▶ **SET EXERCISE 1**
According to the comparative education post, what did Harold Noah call the essential condition for classifying a study as comparative?
▶ **SET EXERCISE 2**
From the comparative education post, copy the passage that begins at the words "Noah, H.J. 1973." and stops after the words "Institute for Education.".
▶ **SET EXERCISE 3**
Carry on writing the comparative education post from where it stops.

▶ **SELECTED EXCERPT**

--- Begin ---

This is the second post where I will briefly review the works of comparative education scholars and place them along an epistemological spectrum. For this post, I’m looking at positivism.
Noah, H.J. 1973. “Defining Comparative Education: Conceptions,” in Relevant Methods in Comparative Education: Report of a Meeting of International Experts, ed. R. Edwards, B. Holmes and J. Van de Graaff, 109-117. Hamburg: Unesco Institute for Education.
Very early on in his remarks at the meeting of international experts to whom he was presenting, Harold Noah stated that “the conceptual and practical problems of conducting theory-oriented comparative research are not only not immediately and obviously tractable, but are also being widely aired.”[1] Noah provides a brief overview of how the social sciences were changing at the time and that the “transformation in our thought lies in the attempt inherent in the social sciences to explain and predict, rather than merely to identify and describe.”[2] Noah’s positivistic approach to comparative education is evident as he summarizes his discussion with “the crux of all this is the necessity at some point in the analysis to stop further within-country analysis and to change the level of analysis to incorporate among-country variables. For this is the essential condition for a study to be classified as “comparative”: data are collected at more than one level and analysis also proceeds at more than one level.”[3] Noah’s comments set the stage for later critiques in the ideographic approach to comparative education.
Farrell, J.P. 1979. “The Necessity of Comparisons in the Study of Education: The Salience of Science and the Problem of Comparability,” Comparative Education Review 23, no. 1: 3-16.

--- End ---

▶ **DATA SECTION**
--- Begin ---

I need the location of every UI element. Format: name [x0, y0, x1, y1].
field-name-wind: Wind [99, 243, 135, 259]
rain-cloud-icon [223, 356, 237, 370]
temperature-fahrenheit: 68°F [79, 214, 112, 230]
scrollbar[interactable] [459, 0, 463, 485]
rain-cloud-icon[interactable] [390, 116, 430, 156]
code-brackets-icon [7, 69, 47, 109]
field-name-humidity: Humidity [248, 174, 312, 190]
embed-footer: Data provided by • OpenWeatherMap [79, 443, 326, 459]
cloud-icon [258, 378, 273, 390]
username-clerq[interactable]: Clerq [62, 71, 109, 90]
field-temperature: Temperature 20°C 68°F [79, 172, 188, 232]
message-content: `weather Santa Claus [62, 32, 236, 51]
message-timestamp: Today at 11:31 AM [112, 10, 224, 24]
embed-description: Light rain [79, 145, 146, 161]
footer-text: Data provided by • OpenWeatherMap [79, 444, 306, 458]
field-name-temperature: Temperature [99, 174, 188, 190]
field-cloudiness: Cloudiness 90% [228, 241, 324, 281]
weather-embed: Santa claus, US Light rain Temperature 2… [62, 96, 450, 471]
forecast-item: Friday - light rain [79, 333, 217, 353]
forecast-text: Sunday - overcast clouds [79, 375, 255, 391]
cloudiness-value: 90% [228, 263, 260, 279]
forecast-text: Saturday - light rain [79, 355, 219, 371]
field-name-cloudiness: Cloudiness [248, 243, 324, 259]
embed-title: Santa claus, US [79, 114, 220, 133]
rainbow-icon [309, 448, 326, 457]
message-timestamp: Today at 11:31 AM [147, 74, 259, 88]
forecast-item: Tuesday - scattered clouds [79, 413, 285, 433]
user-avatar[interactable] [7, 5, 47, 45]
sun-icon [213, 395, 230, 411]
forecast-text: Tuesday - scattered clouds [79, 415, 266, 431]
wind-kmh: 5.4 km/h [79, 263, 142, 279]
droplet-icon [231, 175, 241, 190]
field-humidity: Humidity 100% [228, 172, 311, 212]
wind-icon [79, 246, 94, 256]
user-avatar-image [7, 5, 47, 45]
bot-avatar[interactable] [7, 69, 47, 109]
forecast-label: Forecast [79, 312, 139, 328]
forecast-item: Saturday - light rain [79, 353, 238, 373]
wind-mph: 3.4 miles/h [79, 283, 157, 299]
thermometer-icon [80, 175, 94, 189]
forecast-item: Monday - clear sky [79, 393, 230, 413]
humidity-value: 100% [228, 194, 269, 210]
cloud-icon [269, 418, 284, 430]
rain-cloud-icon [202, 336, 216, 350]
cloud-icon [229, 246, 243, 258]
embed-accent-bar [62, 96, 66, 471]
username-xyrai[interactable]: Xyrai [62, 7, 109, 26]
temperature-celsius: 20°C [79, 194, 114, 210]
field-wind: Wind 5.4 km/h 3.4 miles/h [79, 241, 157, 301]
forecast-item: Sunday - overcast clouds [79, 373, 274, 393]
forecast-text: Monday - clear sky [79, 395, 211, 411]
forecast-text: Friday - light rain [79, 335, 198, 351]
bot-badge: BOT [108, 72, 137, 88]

--- End ---

▶ **TASK RESPONSE 1**
Data are collected at more than one level, and analysis also proceeds at more than one level.

▶ **TASK RESPONSE 2**
Noah, H.J. 1973. “Defining Comparative Education: Conceptions,” in Relevant Methods in Comparative Education: Report of a Meeting of International Experts, ed. R. Edwards, B. Holmes and J. Van de Graaff, 109-117. Hamburg: Unesco Institute for Education.

▶ **TASK RESPONSE 3**
Joseph Farrell’s presidential address to the Comparative and International Education Society put forth a positivistic epistemological approach to comparative education. In his work, Farrell states “a basic assumption of my argument is that there is no such thing as comparative methodology. There are comparative data, to which a variety of analytical tools may be applied, the whole enterprise is being constrained by the requirements of the scientific method.”[4] Farrell points out that science is systematic, empirical and comparative and writes that “the object of science is not simply to determine that relationships exist, but to determine the range over which they exist. It is simply not possible to conceive of a generalizing science which is not inherently comparative.”[5] Farrell ends his presidential address by stating “when working with concepts, data comparability is not the apparent problem that it is when working with observables. One uses for the concepts whatever empirical indicators are relevant for each country of time period.”[6] There are just a few of the many statements made by Farrell that place him on the nomothetic side of the spectrum.
[1] Noah, H.J. “Defining Comparative Education: Conceptions,” in Relevant Methods in Comparative Education: Report of a Meeting of International Experts, ed. R. Edwards, B. Holmes and J. Van de Graaff, (Hamburg: Unesco Institute for Education, 1973), 110.
[2] Ibid, 112.
[3] Ibid, 114.
[4] Farrell, J.P. “The Necessity of Comparisons in the Study of Education: The Salience o Science and the Problem of Comparability,” (Comparative Education Review 23, no. 1, 1979), 4.
[5] Ibid, 5-6.
[6] Ibid, 6.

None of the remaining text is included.